WHAT IS REQUIRED
Retype every entry in its entirety, without alteration.

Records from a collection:
+ + +
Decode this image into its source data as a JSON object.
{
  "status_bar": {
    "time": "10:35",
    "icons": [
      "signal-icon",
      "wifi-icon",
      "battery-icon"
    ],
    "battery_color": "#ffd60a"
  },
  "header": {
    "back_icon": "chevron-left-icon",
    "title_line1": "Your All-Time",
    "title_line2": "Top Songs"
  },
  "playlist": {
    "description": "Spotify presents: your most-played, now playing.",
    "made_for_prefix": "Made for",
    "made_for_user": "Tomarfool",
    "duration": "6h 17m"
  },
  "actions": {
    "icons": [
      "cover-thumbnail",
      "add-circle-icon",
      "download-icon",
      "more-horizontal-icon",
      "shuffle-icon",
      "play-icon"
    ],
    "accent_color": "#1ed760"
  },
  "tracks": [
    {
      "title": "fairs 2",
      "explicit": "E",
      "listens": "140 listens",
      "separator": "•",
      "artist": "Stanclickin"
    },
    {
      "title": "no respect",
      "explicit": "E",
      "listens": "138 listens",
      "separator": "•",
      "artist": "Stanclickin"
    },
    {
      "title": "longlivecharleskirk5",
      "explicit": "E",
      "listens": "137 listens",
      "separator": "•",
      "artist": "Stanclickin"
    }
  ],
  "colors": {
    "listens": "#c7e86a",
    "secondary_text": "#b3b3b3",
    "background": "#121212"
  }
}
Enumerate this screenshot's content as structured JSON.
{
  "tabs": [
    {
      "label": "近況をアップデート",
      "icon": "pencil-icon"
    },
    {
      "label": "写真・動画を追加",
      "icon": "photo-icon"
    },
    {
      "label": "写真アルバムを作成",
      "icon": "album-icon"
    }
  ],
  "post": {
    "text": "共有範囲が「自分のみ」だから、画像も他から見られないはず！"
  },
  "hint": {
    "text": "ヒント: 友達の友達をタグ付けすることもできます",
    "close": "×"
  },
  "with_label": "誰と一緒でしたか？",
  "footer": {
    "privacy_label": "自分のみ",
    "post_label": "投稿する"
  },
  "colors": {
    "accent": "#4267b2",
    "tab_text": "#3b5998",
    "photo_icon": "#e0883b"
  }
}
+ + +
REPLY
Decode this image into its source data as a JSON object.
{
  "status_bar": {
    "time": "10:35",
    "icons": [
      "signal-icon",
      "wifi-icon",
      "battery-icon"
    ],
    "battery_color": "#ffd60a"
  },
  "header": {
    "back_icon": "chevron-left-icon",
    "title_line1": "Your All-Time",
    "title_line2": "Top Songs"
  },
  "playlist": {
    "description": "Spotify presents: your most-played, now playing.",
    "made_for_prefix": "Made for",
    "made_for_user": "Tomarfool",
    "duration": "6h 17m"
  },
  "actions": {
    "icons": [
      "cover-thumbnail",
      "add-circle-icon",
      "download-icon",
      "more-horizontal-icon",
      "shuffle-icon",
      "play-icon"
    ],
    "accent_color": "#1ed760"
  },
  "tracks": [
    {
      "title": "fairs 2",
      "explicit": "E",
      "listens": "140 listens",
      "separator": "•",
      "artist": "Stanclickin"
    },
    {
      "title": "no respect",
      "explicit": "E",
      "listens": "138 listens",
      "separator": "•",
      "artist": "Stanclickin"
    },
    {
      "title": "longlivecharleskirk5",
      "explicit": "E",
      "listens": "137 listens",
      "separator": "•",
      "artist": "Stanclickin"
    }
  ],
  "colors": {
    "listens": "#c7e86a",
    "secondary_text": "#b3b3b3",
    "background": "#121212"
  }
}
Enumerate this screenshot's content as structured JSON.
{
  "tabs": [
    {
      "label": "近況をアップデート",
      "icon": "pencil-icon"
    },
    {
      "label": "写真・動画を追加",
      "icon": "photo-icon"
    },
    {
      "label": "写真アルバムを作成",
      "icon": "album-icon"
    }
  ],
  "post": {
    "text": "共有範囲が「自分のみ」だから、画像も他から見られないはず！"
  },
  "hint": {
    "text": "ヒント: 友達の友達をタグ付けすることもできます",
    "close": "×"
  },
  "with_label": "誰と一緒でしたか？",
  "footer": {
    "privacy_label": "自分のみ",
    "post_label": "投稿する"
  },
  "colors": {
    "accent": "#4267b2",
    "tab_text": "#3b5998",
    "photo_icon": "#e0883b"
  }
}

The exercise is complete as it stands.